:: TEXTO DE LEITURA ::
O empresário Monteiro Kapunga foi um marimbondo. Faleceu e as autoridades proporcionaram-lhe um funeral de Estado. Fizeram bem porque ele merece largamente todas as homenagens.

O empresário Silvestre Tulumba, segundo notícias postas a circular e não desmentidas, quer comprar a participação accionista (25 por cento) da Sonangol na UNITEL. Ofereceu 250 milhões de dólares. O marimbondo do enxame de João Lourenço já comeu noutras colmeias. Uma delas, o Banco de Poupança e Crédito (BPC), proporcionou-lhe tanto dinheiro que fez de Tulumba um dos maiores devedores da instituição bancária.
:::
:: LISTA DO MATERIAL ::
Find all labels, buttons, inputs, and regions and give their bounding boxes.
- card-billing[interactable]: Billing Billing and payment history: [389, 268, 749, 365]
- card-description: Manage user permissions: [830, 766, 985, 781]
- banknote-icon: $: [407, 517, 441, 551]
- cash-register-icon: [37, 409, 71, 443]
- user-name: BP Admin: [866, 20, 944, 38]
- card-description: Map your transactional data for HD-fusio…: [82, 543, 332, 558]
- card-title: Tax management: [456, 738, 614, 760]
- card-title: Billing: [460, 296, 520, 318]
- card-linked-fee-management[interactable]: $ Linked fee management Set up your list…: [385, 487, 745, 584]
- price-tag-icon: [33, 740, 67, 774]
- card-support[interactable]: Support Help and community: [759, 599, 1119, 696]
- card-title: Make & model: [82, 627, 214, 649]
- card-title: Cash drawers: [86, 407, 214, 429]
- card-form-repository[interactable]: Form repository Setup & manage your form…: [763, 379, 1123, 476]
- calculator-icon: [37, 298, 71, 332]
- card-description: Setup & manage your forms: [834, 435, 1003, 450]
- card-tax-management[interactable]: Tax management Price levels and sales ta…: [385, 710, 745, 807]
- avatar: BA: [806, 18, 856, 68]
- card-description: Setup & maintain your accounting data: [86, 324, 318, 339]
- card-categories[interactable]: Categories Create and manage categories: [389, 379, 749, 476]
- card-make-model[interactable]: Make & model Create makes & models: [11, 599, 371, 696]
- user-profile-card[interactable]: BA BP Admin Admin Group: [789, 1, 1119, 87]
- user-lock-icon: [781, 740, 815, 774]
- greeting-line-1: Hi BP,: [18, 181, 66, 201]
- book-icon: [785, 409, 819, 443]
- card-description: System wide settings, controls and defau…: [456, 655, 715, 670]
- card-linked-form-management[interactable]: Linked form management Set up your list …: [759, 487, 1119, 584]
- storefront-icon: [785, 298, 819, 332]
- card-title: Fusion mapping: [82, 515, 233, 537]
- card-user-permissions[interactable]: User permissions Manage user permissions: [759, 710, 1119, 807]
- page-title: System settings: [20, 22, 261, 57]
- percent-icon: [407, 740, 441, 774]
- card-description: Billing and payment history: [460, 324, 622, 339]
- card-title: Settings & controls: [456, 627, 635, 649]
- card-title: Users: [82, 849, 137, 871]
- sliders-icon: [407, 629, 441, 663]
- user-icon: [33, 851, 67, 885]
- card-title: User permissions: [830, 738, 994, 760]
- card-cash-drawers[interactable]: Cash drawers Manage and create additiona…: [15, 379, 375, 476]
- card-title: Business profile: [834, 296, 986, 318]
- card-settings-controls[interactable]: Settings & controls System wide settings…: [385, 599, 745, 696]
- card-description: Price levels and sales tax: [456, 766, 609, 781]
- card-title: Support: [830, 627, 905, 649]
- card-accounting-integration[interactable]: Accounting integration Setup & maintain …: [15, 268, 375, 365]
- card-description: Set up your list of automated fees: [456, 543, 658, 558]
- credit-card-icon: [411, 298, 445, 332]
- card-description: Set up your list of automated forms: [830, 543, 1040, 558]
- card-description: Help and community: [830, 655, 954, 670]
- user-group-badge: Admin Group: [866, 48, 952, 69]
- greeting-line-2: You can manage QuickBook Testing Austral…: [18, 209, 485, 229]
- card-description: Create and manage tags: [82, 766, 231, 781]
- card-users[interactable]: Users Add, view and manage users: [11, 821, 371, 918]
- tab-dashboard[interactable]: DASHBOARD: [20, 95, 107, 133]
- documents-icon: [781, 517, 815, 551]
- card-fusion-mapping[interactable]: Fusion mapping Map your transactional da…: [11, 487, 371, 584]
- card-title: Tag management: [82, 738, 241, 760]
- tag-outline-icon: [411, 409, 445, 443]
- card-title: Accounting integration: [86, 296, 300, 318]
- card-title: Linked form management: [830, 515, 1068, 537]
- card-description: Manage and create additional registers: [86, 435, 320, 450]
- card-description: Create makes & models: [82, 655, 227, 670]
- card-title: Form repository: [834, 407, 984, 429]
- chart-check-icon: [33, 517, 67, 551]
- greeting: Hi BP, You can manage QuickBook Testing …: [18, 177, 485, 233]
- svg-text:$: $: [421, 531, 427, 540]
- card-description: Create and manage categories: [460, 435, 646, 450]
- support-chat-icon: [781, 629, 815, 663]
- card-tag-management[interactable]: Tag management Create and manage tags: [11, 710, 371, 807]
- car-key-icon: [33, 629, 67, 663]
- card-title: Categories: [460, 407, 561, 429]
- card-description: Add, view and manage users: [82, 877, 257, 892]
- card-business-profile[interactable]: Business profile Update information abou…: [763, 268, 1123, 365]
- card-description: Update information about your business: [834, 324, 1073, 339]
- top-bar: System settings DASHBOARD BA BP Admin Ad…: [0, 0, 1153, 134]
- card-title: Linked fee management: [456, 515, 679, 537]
:::
→ **EXERCÍCIO PROPOSTO 1**: Reescreva de forma mais breve o parágrafo do texto de leitura que começa por "O empresário Silvestre Tulumba", mantendo os fatos principais.
→ **EXERCÍCIO PROPOSTO 2**: Reproduza, sem alterações, o trecho do texto de leitura que começa nas palavras "O empresário Monteiro" e vai até "da instituição bancária.", inclusive.

→ **RESPOSTA CORRETA 1**: Segundo notícias não desmentidas, Silvestre Tulumba, marimbondo do enxame de João Lourenço, quer comprar por 250 milhões de dólares os 25 por cento da Sonangol na UNITEL. Já se serviu de outras colmeias, como o Banco de Poupança e Crédito (BPC), do qual se tornou um dos maiores devedores.

→ **RESPOSTA CORRETA 2**:
O empresário Monteiro Kapunga foi um marimbondo. Faleceu e as autoridades proporcionaram-lhe um funeral de Estado. Fizeram bem porque ele merece largamente todas as homenagens.

O empresário Silvestre Tulumba, segundo notícias postas a circular e não desmentidas, quer comprar a participação accionista (25 por cento) da Sonangol na UNITEL. Ofereceu 250 milhões de dólares. O marimbondo do enxame de João Lourenço já comeu noutras colmeias. Uma delas, o Banco de Poupança e Crédito (BPC), proporcionou-lhe tanto dinheiro que fez de Tulumba um dos maiores devedores da instituição bancária.